## Data excerpts
########
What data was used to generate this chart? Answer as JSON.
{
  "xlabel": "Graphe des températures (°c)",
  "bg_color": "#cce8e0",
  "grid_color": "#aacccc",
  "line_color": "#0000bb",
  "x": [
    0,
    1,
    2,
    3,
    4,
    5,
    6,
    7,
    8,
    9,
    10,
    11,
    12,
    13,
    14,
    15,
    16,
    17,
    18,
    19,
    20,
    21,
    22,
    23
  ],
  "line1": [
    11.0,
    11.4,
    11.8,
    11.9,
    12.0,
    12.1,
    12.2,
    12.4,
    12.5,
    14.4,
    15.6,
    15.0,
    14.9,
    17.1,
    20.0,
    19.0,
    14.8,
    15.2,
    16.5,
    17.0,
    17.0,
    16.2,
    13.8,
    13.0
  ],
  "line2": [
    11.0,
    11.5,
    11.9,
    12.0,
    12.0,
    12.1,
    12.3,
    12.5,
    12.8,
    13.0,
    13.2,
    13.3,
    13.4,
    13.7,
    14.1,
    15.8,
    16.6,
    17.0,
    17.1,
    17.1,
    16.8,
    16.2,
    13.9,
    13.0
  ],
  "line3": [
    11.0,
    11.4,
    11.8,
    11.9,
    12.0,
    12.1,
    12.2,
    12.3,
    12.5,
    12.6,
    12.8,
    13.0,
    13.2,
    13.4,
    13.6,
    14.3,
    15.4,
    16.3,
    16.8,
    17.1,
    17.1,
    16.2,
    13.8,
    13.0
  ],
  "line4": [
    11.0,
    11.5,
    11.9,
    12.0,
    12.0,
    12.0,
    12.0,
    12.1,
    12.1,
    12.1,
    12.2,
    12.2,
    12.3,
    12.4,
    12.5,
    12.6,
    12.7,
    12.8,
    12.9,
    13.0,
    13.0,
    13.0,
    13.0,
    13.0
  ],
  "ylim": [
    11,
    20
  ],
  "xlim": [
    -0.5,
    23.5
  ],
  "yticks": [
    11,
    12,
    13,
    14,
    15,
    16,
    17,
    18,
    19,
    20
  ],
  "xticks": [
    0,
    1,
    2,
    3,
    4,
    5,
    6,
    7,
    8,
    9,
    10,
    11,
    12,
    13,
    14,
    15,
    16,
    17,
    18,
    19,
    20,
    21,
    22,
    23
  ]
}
########
## What to do
Extract each entry in full and write it down exactly.

## Response
What data was used to generate this chart? Answer as JSON.
{
  "xlabel": "Graphe des températures (°c)",
  "bg_color": "#cce8e0",
  "grid_color": "#aacccc",
  "line_color": "#0000bb",
  "x": [
    0,
    1,
    2,
    3,
    4,
    5,
    6,
    7,
    8,
    9,
    10,
    11,
    12,
    13,
    14,
    15,
    16,
    17,
    18,
    19,
    20,
    21,
    22,
    23
  ],
  "line1": [
    11.0,
    11.4,
    11.8,
    11.9,
    12.0,
    12.1,
    12.2,
    12.4,
    12.5,
    14.4,
    15.6,
    15.0,
    14.9,
    17.1,
    20.0,
    19.0,
    14.8,
    15.2,
    16.5,
    17.0,
    17.0,
    16.2,
    13.8,
    13.0
  ],
  "line2": [
    11.0,
    11.5,
    11.9,
    12.0,
    12.0,
    12.1,
    12.3,
    12.5,
    12.8,
    13.0,
    13.2,
    13.3,
    13.4,
    13.7,
    14.1,
    15.8,
    16.6,
    17.0,
    17.1,
    17.1,
    16.8,
    16.2,
    13.9,
    13.0
  ],
  "line3": [
    11.0,
    11.4,
    11.8,
    11.9,
    12.0,
    12.1,
    12.2,
    12.3,
    12.5,
    12.6,
    12.8,
    13.0,
    13.2,
    13.4,
    13.6,
    14.3,
    15.4,
    16.3,
    16.8,
    17.1,
    17.1,
    16.2,
    13.8,
    13.0
  ],
  "line4": [
    11.0,
    11.5,
    11.9,
    12.0,
    12.0,
    12.0,
    12.0,
    12.1,
    12.1,
    12.1,
    12.2,
    12.2,
    12.3,
    12.4,
    12.5,
    12.6,
    12.7,
    12.8,
    12.9,
    13.0,
    13.0,
    13.0,
    13.0,
    13.0
  ],
  "ylim": [
    11,
    20
  ],
  "xlim": [
    -0.5,
    23.5
  ],
  "yticks": [
    11,
    12,
    13,
    14,
    15,
    16,
    17,
    18,
    19,
    20
  ],
  "xticks": [
    0,
    1,
    2,
    3,
    4,
    5,
    6,
    7,
    8,
    9,
    10,
    11,
    12,
    13,
    14,
    15,
    16,
    17,
    18,
    19,
    20,
    21,
    22,
    23
  ]
}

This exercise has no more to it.